▸ Task to carry out: Output the line containing "What data populates" and all subsequent lines of the listing below, copied exactly, with no other lines.

— Start —

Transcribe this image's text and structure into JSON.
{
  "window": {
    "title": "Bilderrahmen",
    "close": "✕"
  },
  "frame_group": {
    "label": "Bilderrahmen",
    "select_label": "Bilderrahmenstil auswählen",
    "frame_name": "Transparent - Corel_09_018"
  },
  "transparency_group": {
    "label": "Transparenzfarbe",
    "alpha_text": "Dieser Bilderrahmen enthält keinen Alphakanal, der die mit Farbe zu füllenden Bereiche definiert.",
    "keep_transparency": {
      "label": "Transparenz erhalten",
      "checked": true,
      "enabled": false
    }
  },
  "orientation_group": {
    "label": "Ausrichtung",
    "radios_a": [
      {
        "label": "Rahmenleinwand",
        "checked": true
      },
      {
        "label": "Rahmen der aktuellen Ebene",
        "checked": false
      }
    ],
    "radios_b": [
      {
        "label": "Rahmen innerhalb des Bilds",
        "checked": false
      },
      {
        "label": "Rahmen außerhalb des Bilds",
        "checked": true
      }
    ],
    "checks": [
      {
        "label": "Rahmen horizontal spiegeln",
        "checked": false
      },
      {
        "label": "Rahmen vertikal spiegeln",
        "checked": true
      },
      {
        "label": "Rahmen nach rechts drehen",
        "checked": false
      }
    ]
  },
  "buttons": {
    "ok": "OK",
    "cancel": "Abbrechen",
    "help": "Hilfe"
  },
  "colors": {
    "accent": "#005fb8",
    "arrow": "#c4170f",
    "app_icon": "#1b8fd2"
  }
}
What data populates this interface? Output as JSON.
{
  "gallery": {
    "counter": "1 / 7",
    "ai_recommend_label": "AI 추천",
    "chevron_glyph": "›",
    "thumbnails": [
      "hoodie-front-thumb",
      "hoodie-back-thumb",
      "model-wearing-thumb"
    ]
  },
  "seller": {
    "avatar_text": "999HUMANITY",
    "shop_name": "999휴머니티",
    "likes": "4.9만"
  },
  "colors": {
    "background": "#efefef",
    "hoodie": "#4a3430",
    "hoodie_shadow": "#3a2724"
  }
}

— End —

▸ Solved problem:
What data populates this interface? Output as JSON.
{
  "gallery": {
    "counter": "1 / 7",
    "ai_recommend_label": "AI 추천",
    "chevron_glyph": "›",
    "thumbnails": [
      "hoodie-front-thumb",
      "hoodie-back-thumb",
      "model-wearing-thumb"
    ]
  },
  "seller": {
    "avatar_text": "999HUMANITY",
    "shop_name": "999휴머니티",
    "likes": "4.9만"
  },
  "colors": {
    "background": "#efefef",
    "hoodie": "#4a3430",
    "hoodie_shadow": "#3a2724"
  }
}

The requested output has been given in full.